• _REQUIREMENT_:
Find each line with the word "JSON" and state how many there are, nothing more.

(Dataset entries on figures)
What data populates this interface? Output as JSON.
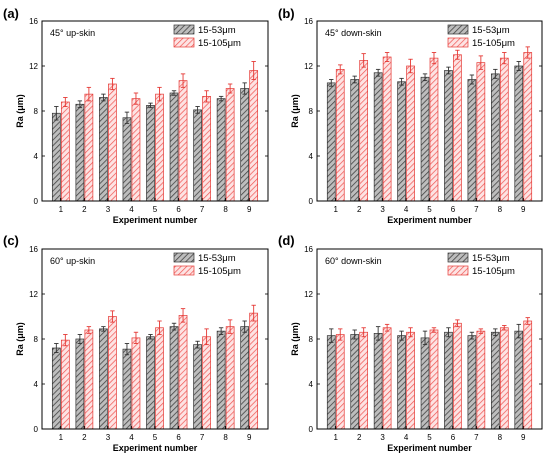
{
  "figure": {
    "colors": {
      "series_a_fill": "#9e9e9e",
      "series_a_stroke": "#333333",
      "series_b_fill": "#f7c6c6",
      "series_b_stroke": "#e53935",
      "axis": "#000000"
    }
  },
  "chart_data": [
    {
      "type": "bar",
      "panel_label": "(a)",
      "annotation": "45° up-skin",
      "xlabel": "Experiment number",
      "ylabel": "Ra (μm)",
      "ylim": [
        0,
        16
      ],
      "yticks": [
        0,
        4,
        8,
        12,
        16
      ],
      "categories": [
        "1",
        "2",
        "3",
        "4",
        "5",
        "6",
        "7",
        "8",
        "9"
      ],
      "legend_position": "top-right",
      "series": [
        {
          "name": "15-53μm",
          "values": [
            7.8,
            8.6,
            9.2,
            7.4,
            8.5,
            9.6,
            8.1,
            9.1,
            10.0
          ],
          "errors": [
            0.6,
            0.3,
            0.3,
            0.5,
            0.2,
            0.2,
            0.3,
            0.2,
            0.5
          ]
        },
        {
          "name": "15-105μm",
          "values": [
            8.8,
            9.5,
            10.4,
            9.1,
            9.5,
            10.7,
            9.3,
            10.0,
            11.6
          ],
          "errors": [
            0.4,
            0.6,
            0.5,
            0.5,
            0.6,
            0.6,
            0.5,
            0.4,
            0.8
          ]
        }
      ]
    },
    {
      "type": "bar",
      "panel_label": "(b)",
      "annotation": "45° down-skin",
      "xlabel": "Experiment number",
      "ylabel": "Ra (μm)",
      "ylim": [
        0,
        16
      ],
      "yticks": [
        0,
        4,
        8,
        12,
        16
      ],
      "categories": [
        "1",
        "2",
        "3",
        "4",
        "5",
        "6",
        "7",
        "8",
        "9"
      ],
      "legend_position": "top-right",
      "series": [
        {
          "name": "15-53μm",
          "values": [
            10.5,
            10.8,
            11.4,
            10.6,
            11.0,
            11.6,
            10.8,
            11.3,
            12.0
          ],
          "errors": [
            0.3,
            0.3,
            0.3,
            0.3,
            0.3,
            0.3,
            0.4,
            0.4,
            0.4
          ]
        },
        {
          "name": "15-105μm",
          "values": [
            11.7,
            12.5,
            12.8,
            12.0,
            12.7,
            13.0,
            12.3,
            12.7,
            13.2
          ],
          "errors": [
            0.4,
            0.6,
            0.4,
            0.6,
            0.5,
            0.4,
            0.6,
            0.5,
            0.5
          ]
        }
      ]
    },
    {
      "type": "bar",
      "panel_label": "(c)",
      "annotation": "60° up-skin",
      "xlabel": "Experiment number",
      "ylabel": "Ra (μm)",
      "ylim": [
        0,
        16
      ],
      "yticks": [
        0,
        4,
        8,
        12,
        16
      ],
      "categories": [
        "1",
        "2",
        "3",
        "4",
        "5",
        "6",
        "7",
        "8",
        "9"
      ],
      "legend_position": "top-right",
      "series": [
        {
          "name": "15-53μm",
          "values": [
            7.2,
            8.0,
            8.9,
            7.1,
            8.2,
            9.1,
            7.5,
            8.7,
            9.1
          ],
          "errors": [
            0.4,
            0.4,
            0.2,
            0.5,
            0.2,
            0.3,
            0.3,
            0.3,
            0.5
          ]
        },
        {
          "name": "15-105μm",
          "values": [
            7.9,
            8.8,
            10.0,
            8.1,
            9.0,
            10.1,
            8.2,
            9.1,
            10.3
          ],
          "errors": [
            0.5,
            0.3,
            0.5,
            0.5,
            0.6,
            0.6,
            0.7,
            0.6,
            0.7
          ]
        }
      ]
    },
    {
      "type": "bar",
      "panel_label": "(d)",
      "annotation": "60° down-skin",
      "xlabel": "Experiment number",
      "ylabel": "Ra (μm)",
      "ylim": [
        0,
        16
      ],
      "yticks": [
        0,
        4,
        8,
        12,
        16
      ],
      "categories": [
        "1",
        "2",
        "3",
        "4",
        "5",
        "6",
        "7",
        "8",
        "9"
      ],
      "legend_position": "top-right",
      "series": [
        {
          "name": "15-53μm",
          "values": [
            8.3,
            8.4,
            8.5,
            8.3,
            8.1,
            8.6,
            8.3,
            8.6,
            8.7
          ],
          "errors": [
            0.6,
            0.4,
            0.6,
            0.4,
            0.6,
            0.4,
            0.3,
            0.3,
            0.6
          ]
        },
        {
          "name": "15-105μm",
          "values": [
            8.4,
            8.6,
            9.0,
            8.6,
            8.8,
            9.4,
            8.7,
            9.0,
            9.6
          ],
          "errors": [
            0.5,
            0.4,
            0.3,
            0.4,
            0.2,
            0.3,
            0.2,
            0.2,
            0.3
          ]
        }
      ]
    }
  ]
}
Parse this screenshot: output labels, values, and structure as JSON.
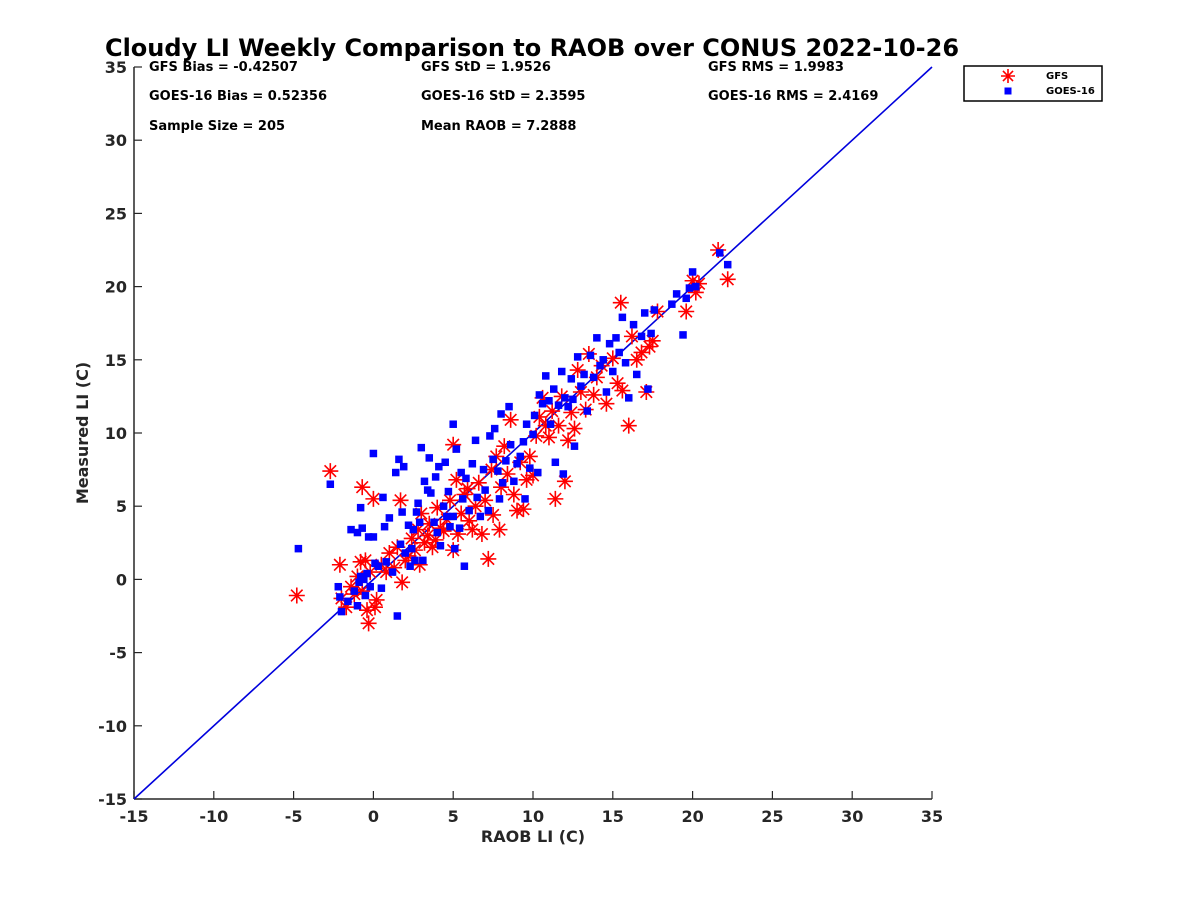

• _ANSWER_:
2